#### THE RECORDS
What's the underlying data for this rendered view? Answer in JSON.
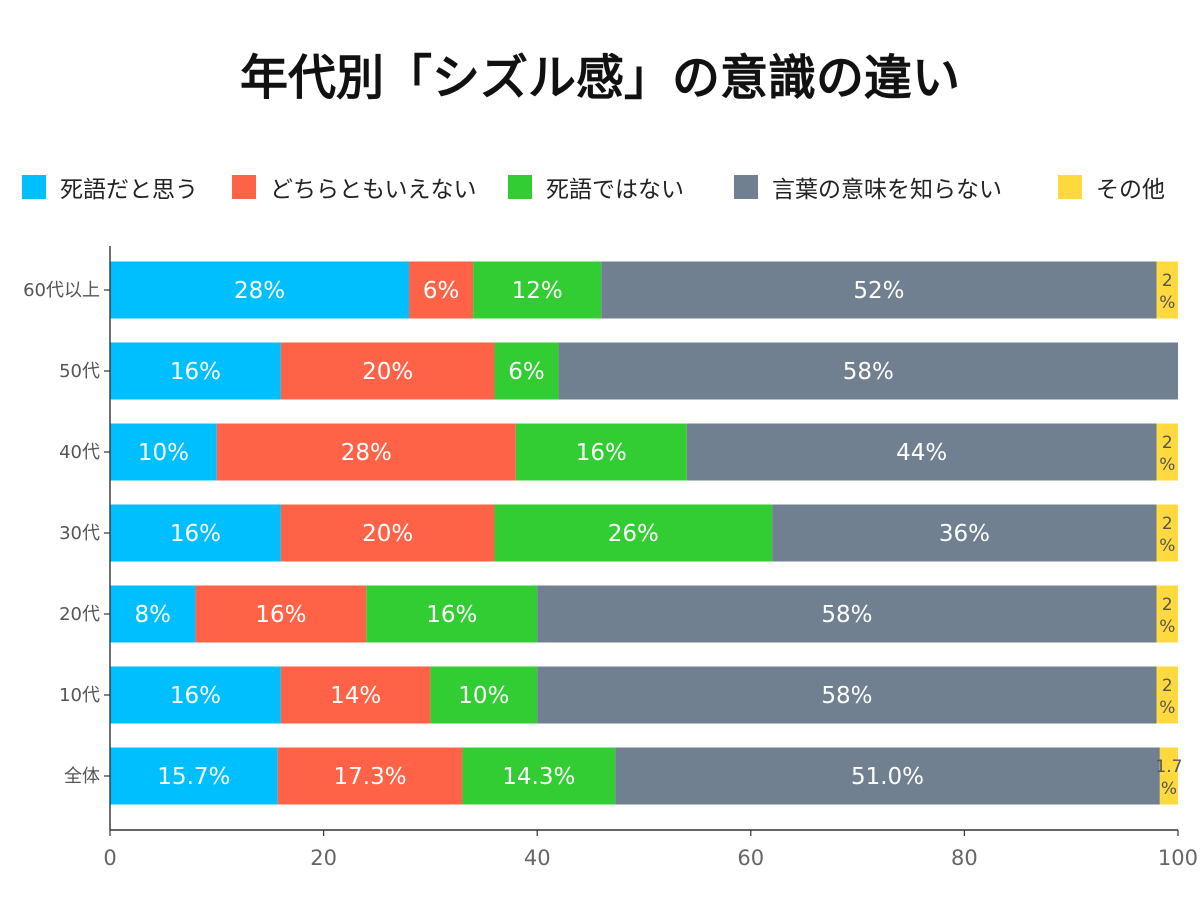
{
  "chart_data": {
    "type": "bar",
    "orientation": "horizontal",
    "stacked": true,
    "title": "年代別「シズル感」の意識の違い",
    "categories": [
      "60代以上",
      "50代",
      "40代",
      "30代",
      "20代",
      "10代",
      "全体"
    ],
    "series": [
      {
        "name": "死語だと思う",
        "color": "#00BFFF",
        "values": [
          28,
          16,
          10,
          16,
          8,
          16,
          15.7
        ],
        "labels": [
          "28%",
          "16%",
          "10%",
          "16%",
          "8%",
          "16%",
          "15.7%"
        ]
      },
      {
        "name": "どちらともいえない",
        "color": "#FF6347",
        "values": [
          6,
          20,
          28,
          20,
          16,
          14,
          17.3
        ],
        "labels": [
          "6%",
          "20%",
          "28%",
          "20%",
          "16%",
          "14%",
          "17.3%"
        ]
      },
      {
        "name": "死語ではない",
        "color": "#32CD32",
        "values": [
          12,
          6,
          16,
          26,
          16,
          10,
          14.3
        ],
        "labels": [
          "12%",
          "6%",
          "16%",
          "26%",
          "16%",
          "10%",
          "14.3%"
        ]
      },
      {
        "name": "言葉の意味を知らない",
        "color": "#708090",
        "values": [
          52,
          58,
          44,
          36,
          58,
          58,
          51.0
        ],
        "labels": [
          "52%",
          "58%",
          "44%",
          "36%",
          "58%",
          "58%",
          "51.0%"
        ]
      },
      {
        "name": "その他",
        "color": "#FFD93D",
        "values": [
          2,
          0,
          2,
          2,
          2,
          2,
          1.7
        ],
        "labels": [
          "2%",
          "",
          "2%",
          "2%",
          "2%",
          "2%",
          "1.7%"
        ]
      }
    ],
    "xlim": [
      0,
      100
    ],
    "xticks": [
      "0",
      "20",
      "40",
      "60",
      "80",
      "100"
    ],
    "legend_position": "top",
    "grid": false
  }
}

#### PROBLEM DETAILS
Make an exact reproduction of the listing above, without any pictures.

#### EXERCISE RESULT
What's the underlying data for this rendered view? Answer in JSON.
{
  "chart_data": {
    "type": "bar",
    "orientation": "horizontal",
    "stacked": true,
    "title": "年代別「シズル感」の意識の違い",
    "categories": [
      "60代以上",
      "50代",
      "40代",
      "30代",
      "20代",
      "10代",
      "全体"
    ],
    "series": [
      {
        "name": "死語だと思う",
        "color": "#00BFFF",
        "values": [
          28,
          16,
          10,
          16,
          8,
          16,
          15.7
        ],
        "labels": [
          "28%",
          "16%",
          "10%",
          "16%",
          "8%",
          "16%",
          "15.7%"
        ]
      },
      {
        "name": "どちらともいえない",
        "color": "#FF6347",
        "values": [
          6,
          20,
          28,
          20,
          16,
          14,
          17.3
        ],
        "labels": [
          "6%",
          "20%",
          "28%",
          "20%",
          "16%",
          "14%",
          "17.3%"
        ]
      },
      {
        "name": "死語ではない",
        "color": "#32CD32",
        "values": [
          12,
          6,
          16,
          26,
          16,
          10,
          14.3
        ],
        "labels": [
          "12%",
          "6%",
          "16%",
          "26%",
          "16%",
          "10%",
          "14.3%"
        ]
      },
      {
        "name": "言葉の意味を知らない",
        "color": "#708090",
        "values": [
          52,
          58,
          44,
          36,
          58,
          58,
          51.0
        ],
        "labels": [
          "52%",
          "58%",
          "44%",
          "36%",
          "58%",
          "58%",
          "51.0%"
        ]
      },
      {
        "name": "その他",
        "color": "#FFD93D",
        "values": [
          2,
          0,
          2,
          2,
          2,
          2,
          1.7
        ],
        "labels": [
          "2%",
          "",
          "2%",
          "2%",
          "2%",
          "2%",
          "1.7%"
        ]
      }
    ],
    "xlim": [
      0,
      100
    ],
    "xticks": [
      "0",
      "20",
      "40",
      "60",
      "80",
      "100"
    ],
    "legend_position": "top",
    "grid": false
  }
}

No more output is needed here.